- **Exercise objective**: Please write out every line of the items below with no changes, keeping each character and number as it appears.

::::::::

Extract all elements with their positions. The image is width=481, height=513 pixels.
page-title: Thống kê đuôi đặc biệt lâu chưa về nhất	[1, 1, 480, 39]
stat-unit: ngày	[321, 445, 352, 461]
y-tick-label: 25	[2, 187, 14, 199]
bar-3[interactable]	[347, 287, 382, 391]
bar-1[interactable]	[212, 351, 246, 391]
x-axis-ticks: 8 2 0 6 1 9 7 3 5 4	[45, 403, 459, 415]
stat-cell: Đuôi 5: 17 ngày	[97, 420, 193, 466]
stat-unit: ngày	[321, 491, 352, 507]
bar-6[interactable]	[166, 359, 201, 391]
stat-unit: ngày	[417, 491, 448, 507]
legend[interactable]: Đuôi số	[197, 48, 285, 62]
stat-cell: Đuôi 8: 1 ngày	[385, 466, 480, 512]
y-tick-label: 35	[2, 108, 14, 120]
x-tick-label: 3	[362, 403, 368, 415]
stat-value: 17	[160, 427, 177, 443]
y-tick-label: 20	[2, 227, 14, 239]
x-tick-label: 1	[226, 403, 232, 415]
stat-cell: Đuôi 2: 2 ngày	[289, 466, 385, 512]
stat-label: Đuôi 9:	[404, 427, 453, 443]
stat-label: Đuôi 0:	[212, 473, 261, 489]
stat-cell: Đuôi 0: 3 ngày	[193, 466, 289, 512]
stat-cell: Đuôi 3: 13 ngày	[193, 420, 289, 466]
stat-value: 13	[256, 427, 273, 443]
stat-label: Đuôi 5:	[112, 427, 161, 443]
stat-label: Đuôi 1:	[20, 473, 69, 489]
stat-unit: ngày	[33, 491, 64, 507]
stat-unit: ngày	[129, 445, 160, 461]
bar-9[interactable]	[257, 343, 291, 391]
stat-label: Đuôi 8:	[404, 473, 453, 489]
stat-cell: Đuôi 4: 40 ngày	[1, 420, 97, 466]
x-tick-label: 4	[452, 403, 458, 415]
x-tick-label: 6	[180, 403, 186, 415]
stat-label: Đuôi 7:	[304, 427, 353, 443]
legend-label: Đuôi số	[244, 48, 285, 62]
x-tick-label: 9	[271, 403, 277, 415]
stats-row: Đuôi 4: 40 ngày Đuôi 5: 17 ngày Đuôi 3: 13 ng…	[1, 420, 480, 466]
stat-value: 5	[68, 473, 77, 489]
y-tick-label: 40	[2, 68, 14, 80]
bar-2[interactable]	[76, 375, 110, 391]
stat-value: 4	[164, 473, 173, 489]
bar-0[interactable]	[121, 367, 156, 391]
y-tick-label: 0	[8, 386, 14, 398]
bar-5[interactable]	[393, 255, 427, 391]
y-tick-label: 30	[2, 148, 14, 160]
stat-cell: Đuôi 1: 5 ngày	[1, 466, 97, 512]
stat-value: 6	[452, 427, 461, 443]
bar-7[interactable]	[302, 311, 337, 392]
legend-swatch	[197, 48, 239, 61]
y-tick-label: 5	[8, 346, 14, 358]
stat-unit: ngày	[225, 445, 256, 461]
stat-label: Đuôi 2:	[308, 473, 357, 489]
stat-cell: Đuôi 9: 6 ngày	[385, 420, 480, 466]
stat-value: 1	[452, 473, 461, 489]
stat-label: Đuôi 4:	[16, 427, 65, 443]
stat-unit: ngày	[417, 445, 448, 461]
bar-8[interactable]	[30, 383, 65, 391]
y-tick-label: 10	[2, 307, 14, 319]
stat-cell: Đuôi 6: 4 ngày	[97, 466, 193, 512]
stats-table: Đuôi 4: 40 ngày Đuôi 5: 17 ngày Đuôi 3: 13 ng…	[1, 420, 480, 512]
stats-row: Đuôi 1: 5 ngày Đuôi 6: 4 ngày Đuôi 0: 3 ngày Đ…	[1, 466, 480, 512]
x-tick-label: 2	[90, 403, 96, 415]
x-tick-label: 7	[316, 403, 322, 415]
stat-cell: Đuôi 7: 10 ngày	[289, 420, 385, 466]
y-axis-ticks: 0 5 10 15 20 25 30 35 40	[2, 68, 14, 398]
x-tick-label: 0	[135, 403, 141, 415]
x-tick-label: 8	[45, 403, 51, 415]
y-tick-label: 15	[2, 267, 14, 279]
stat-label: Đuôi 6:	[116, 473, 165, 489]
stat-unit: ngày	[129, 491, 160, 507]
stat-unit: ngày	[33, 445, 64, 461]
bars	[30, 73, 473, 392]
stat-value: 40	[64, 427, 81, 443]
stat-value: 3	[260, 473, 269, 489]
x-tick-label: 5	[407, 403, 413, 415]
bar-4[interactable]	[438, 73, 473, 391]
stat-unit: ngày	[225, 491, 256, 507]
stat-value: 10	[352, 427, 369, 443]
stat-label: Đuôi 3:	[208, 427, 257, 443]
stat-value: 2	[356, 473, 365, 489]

::::::::

- **Task response**:
Extract all elements with their positions. The image is width=481, height=513 pixels.
page-title: Thống kê đuôi đặc biệt lâu chưa về nhất	[1, 1, 480, 39]
stat-unit: ngày	[321, 445, 352, 461]
y-tick-label: 25	[2, 187, 14, 199]
bar-3[interactable]	[347, 287, 382, 391]
bar-1[interactable]	[212, 351, 246, 391]
x-axis-ticks: 8 2 0 6 1 9 7 3 5 4	[45, 403, 459, 415]
stat-cell: Đuôi 5: 17 ngày	[97, 420, 193, 466]
stat-unit: ngày	[321, 491, 352, 507]
bar-6[interactable]	[166, 359, 201, 391]
stat-unit: ngày	[417, 491, 448, 507]
legend[interactable]: Đuôi số	[197, 48, 285, 62]
stat-cell: Đuôi 8: 1 ngày	[385, 466, 480, 512]
y-tick-label: 35	[2, 108, 14, 120]
x-tick-label: 3	[362, 403, 368, 415]
stat-value: 17	[160, 427, 177, 443]
y-tick-label: 20	[2, 227, 14, 239]
x-tick-label: 1	[226, 403, 232, 415]
stat-cell: Đuôi 2: 2 ngày	[289, 466, 385, 512]
stat-label: Đuôi 9:	[404, 427, 453, 443]
stat-label: Đuôi 0:	[212, 473, 261, 489]
stat-cell: Đuôi 0: 3 ngày	[193, 466, 289, 512]
stat-cell: Đuôi 3: 13 ngày	[193, 420, 289, 466]
stat-value: 13	[256, 427, 273, 443]
stat-label: Đuôi 5:	[112, 427, 161, 443]
stat-label: Đuôi 1:	[20, 473, 69, 489]
stat-unit: ngày	[33, 491, 64, 507]
stat-unit: ngày	[129, 445, 160, 461]
bar-9[interactable]	[257, 343, 291, 391]
stat-label: Đuôi 8:	[404, 473, 453, 489]
stat-cell: Đuôi 4: 40 ngày	[1, 420, 97, 466]
x-tick-label: 4	[452, 403, 458, 415]
x-tick-label: 6	[180, 403, 186, 415]
stat-label: Đuôi 7:	[304, 427, 353, 443]
legend-label: Đuôi số	[244, 48, 285, 62]
x-tick-label: 9	[271, 403, 277, 415]
stats-row: Đuôi 4: 40 ngày Đuôi 5: 17 ngày Đuôi 3: 13 ng…	[1, 420, 480, 466]
stat-value: 5	[68, 473, 77, 489]
y-tick-label: 40	[2, 68, 14, 80]
bar-2[interactable]	[76, 375, 110, 391]
stat-value: 4	[164, 473, 173, 489]
bar-0[interactable]	[121, 367, 156, 391]
y-tick-label: 0	[8, 386, 14, 398]
bar-5[interactable]	[393, 255, 427, 391]
y-tick-label: 30	[2, 148, 14, 160]
stat-cell: Đuôi 1: 5 ngày	[1, 466, 97, 512]
stat-value: 6	[452, 427, 461, 443]
bar-7[interactable]	[302, 311, 337, 392]
legend-swatch	[197, 48, 239, 61]
y-tick-label: 5	[8, 346, 14, 358]
stat-unit: ngày	[225, 445, 256, 461]
stat-label: Đuôi 2:	[308, 473, 357, 489]
stat-cell: Đuôi 9: 6 ngày	[385, 420, 480, 466]
stat-value: 1	[452, 473, 461, 489]
stat-label: Đuôi 4:	[16, 427, 65, 443]
stat-unit: ngày	[417, 445, 448, 461]
bar-8[interactable]	[30, 383, 65, 391]
y-tick-label: 10	[2, 307, 14, 319]
stat-cell: Đuôi 6: 4 ngày	[97, 466, 193, 512]
stats-table: Đuôi 4: 40 ngày Đuôi 5: 17 ngày Đuôi 3: 13 ng…	[1, 420, 480, 512]
stats-row: Đuôi 1: 5 ngày Đuôi 6: 4 ngày Đuôi 0: 3 ngày Đ…	[1, 466, 480, 512]
x-tick-label: 2	[90, 403, 96, 415]
x-tick-label: 7	[316, 403, 322, 415]
stat-cell: Đuôi 7: 10 ngày	[289, 420, 385, 466]
y-axis-ticks: 0 5 10 15 20 25 30 35 40	[2, 68, 14, 398]
x-tick-label: 0	[135, 403, 141, 415]
x-tick-label: 8	[45, 403, 51, 415]
y-tick-label: 15	[2, 267, 14, 279]
stat-label: Đuôi 6:	[116, 473, 165, 489]
stat-unit: ngày	[129, 491, 160, 507]
stat-unit: ngày	[33, 445, 64, 461]
bars	[30, 73, 473, 392]
stat-value: 40	[64, 427, 81, 443]
stat-value: 3	[260, 473, 269, 489]
x-tick-label: 5	[407, 403, 413, 415]
bar-4[interactable]	[438, 73, 473, 391]
stat-unit: ngày	[225, 491, 256, 507]
stat-value: 10	[352, 427, 369, 443]
stat-label: Đuôi 3:	[208, 427, 257, 443]
stat-value: 2	[356, 473, 365, 489]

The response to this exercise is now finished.